● **RECORDS PROVIDED**
%%

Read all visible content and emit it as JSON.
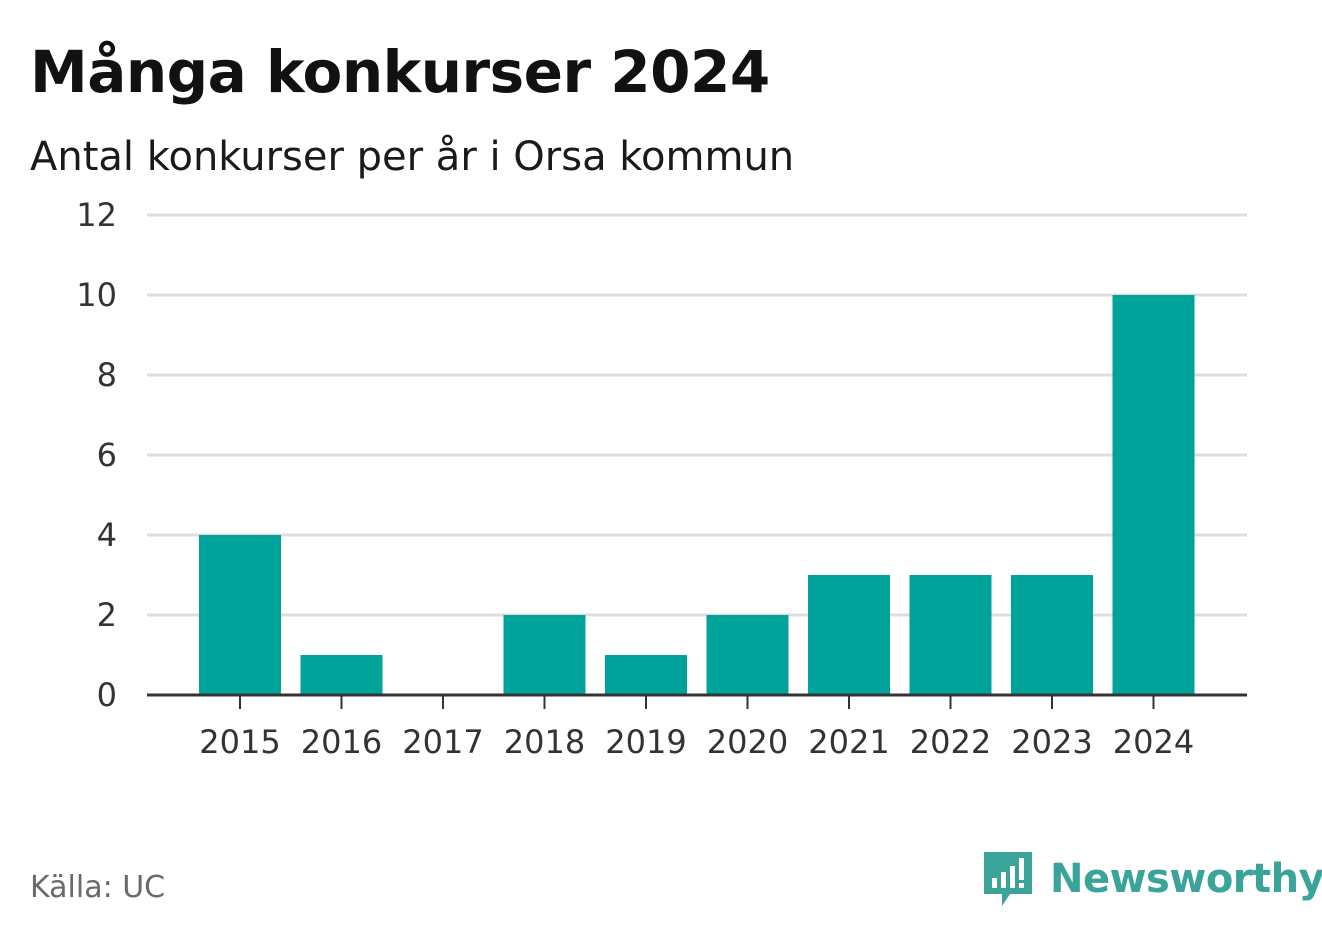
{
  "title": "Många konkurser 2024",
  "subtitle": "Antal konkurser per år i Orsa kommun",
  "source": "Källa: UC",
  "brand": {
    "name": "Newsworthy",
    "icon": "newsworthy-logo-icon",
    "color": "#3aa39a"
  },
  "chart_data": {
    "type": "bar",
    "categories": [
      "2015",
      "2016",
      "2017",
      "2018",
      "2019",
      "2020",
      "2021",
      "2022",
      "2023",
      "2024"
    ],
    "values": [
      4,
      1,
      0,
      2,
      1,
      2,
      3,
      3,
      3,
      10
    ],
    "title": "Många konkurser 2024",
    "subtitle": "Antal konkurser per år i Orsa kommun",
    "xlabel": "",
    "ylabel": "",
    "ylim": [
      0,
      12
    ],
    "yticks": [
      0,
      2,
      4,
      6,
      8,
      10,
      12
    ],
    "grid": true,
    "bar_color": "#00a39a"
  }
}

%%

Pick out the lines containing the string "konkurser" and show them.

  "title": "Många konkurser 2024",
  "subtitle": "Antal konkurser per år i Orsa kommun",
    "title": "Många konkurser 2024",
    "subtitle": "Antal konkurser per år i Orsa kommun",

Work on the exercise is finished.